◆ Dataset items ◆
--- --- ---

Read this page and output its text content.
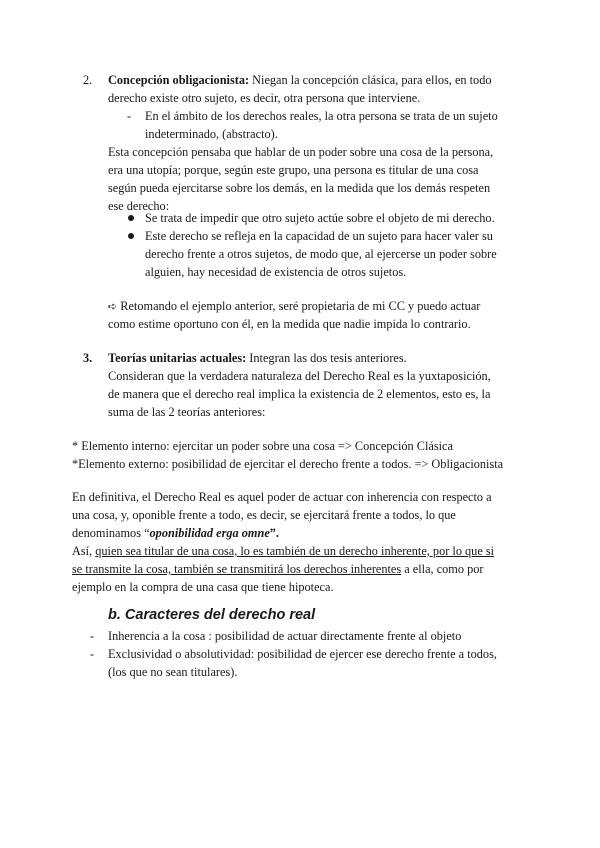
2. Concepción obligacionista: Niegan la concepción clásica, para ellos, en todo
derecho existe otro sujeto, es decir, otra persona que interviene.
- En el ámbito de los derechos reales, la otra persona se trata de un sujeto
indeterminado, (abstracto).
Esta concepción pensaba que hablar de un poder sobre una cosa de la persona,
era una utopía; porque, según este grupo, una persona es titular de una cosa
según pueda ejercitarse sobre los demás, en la medida que los demás respeten
ese derecho:
Se trata de impedir que otro sujeto actúe sobre el objeto de mi derecho.
Este derecho se refleja en la capacidad de un sujeto para hacer valer su
derecho frente a otros sujetos, de modo que, al ejercerse un poder sobre
alguien, hay necesidad de existencia de otros sujetos.
➪ Retomando el ejemplo anterior, seré propietaria de mi CC y puedo actuar
como estime oportuno con él, en la medida que nadie impida lo contrario.
3. Teorías unitarias actuales: Integran las dos tesis anteriores.
Consideran que la verdadera naturaleza del Derecho Real es la yuxtaposición,
de manera que el derecho real implica la existencia de 2 elementos, esto es, la
suma de las 2 teorías anteriores:
* Elemento interno: ejercitar un poder sobre una cosa => Concepción Clásica
*Elemento externo: posibilidad de ejercitar el derecho frente a todos. => Obligacionista
En definitiva, el Derecho Real es aquel poder de actuar con inherencia con respecto a
una cosa, y, oponible frente a todo, es decir, se ejercitará frente a todos, lo que
denominamos “oponibilidad erga omne”.
Así, quien sea titular de una cosa, lo es también de un derecho inherente, por lo que si
se transmite la cosa, también se transmitirá los derechos inherentes a ella, como por
ejemplo en la compra de una casa que tiene hipoteca.
b. Caracteres del derecho real
- Inherencia a la cosa : posibilidad de actuar directamente frente al objeto
- Exclusividad o absolutividad: posibilidad de ejercer ese derecho frente a todos,
(los que no sean titulares).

--- --- ---

◆ SHORT TASK ◆
Pictures in the records above are left out; print everything else exactly as written.

◆ EXERCISE OUTPUT ◆
Read this page and output its text content.
2. Concepción obligacionista: Niegan la concepción clásica, para ellos, en todo
derecho existe otro sujeto, es decir, otra persona que interviene.
- En el ámbito de los derechos reales, la otra persona se trata de un sujeto
indeterminado, (abstracto).
Esta concepción pensaba que hablar de un poder sobre una cosa de la persona,
era una utopía; porque, según este grupo, una persona es titular de una cosa
según pueda ejercitarse sobre los demás, en la medida que los demás respeten
ese derecho:
Se trata de impedir que otro sujeto actúe sobre el objeto de mi derecho.
Este derecho se refleja en la capacidad de un sujeto para hacer valer su
derecho frente a otros sujetos, de modo que, al ejercerse un poder sobre
alguien, hay necesidad de existencia de otros sujetos.
➪ Retomando el ejemplo anterior, seré propietaria de mi CC y puedo actuar
como estime oportuno con él, en la medida que nadie impida lo contrario.
3. Teorías unitarias actuales: Integran las dos tesis anteriores.
Consideran que la verdadera naturaleza del Derecho Real es la yuxtaposición,
de manera que el derecho real implica la existencia de 2 elementos, esto es, la
suma de las 2 teorías anteriores:
* Elemento interno: ejercitar un poder sobre una cosa => Concepción Clásica
*Elemento externo: posibilidad de ejercitar el derecho frente a todos. => Obligacionista
En definitiva, el Derecho Real es aquel poder de actuar con inherencia con respecto a
una cosa, y, oponible frente a todo, es decir, se ejercitará frente a todos, lo que
denominamos “oponibilidad erga omne”.
Así, quien sea titular de una cosa, lo es también de un derecho inherente, por lo que si
se transmite la cosa, también se transmitirá los derechos inherentes a ella, como por
ejemplo en la compra de una casa que tiene hipoteca.
b. Caracteres del derecho real
- Inherencia a la cosa : posibilidad de actuar directamente frente al objeto
- Exclusividad o absolutividad: posibilidad de ejercer ese derecho frente a todos,
(los que no sean titulares).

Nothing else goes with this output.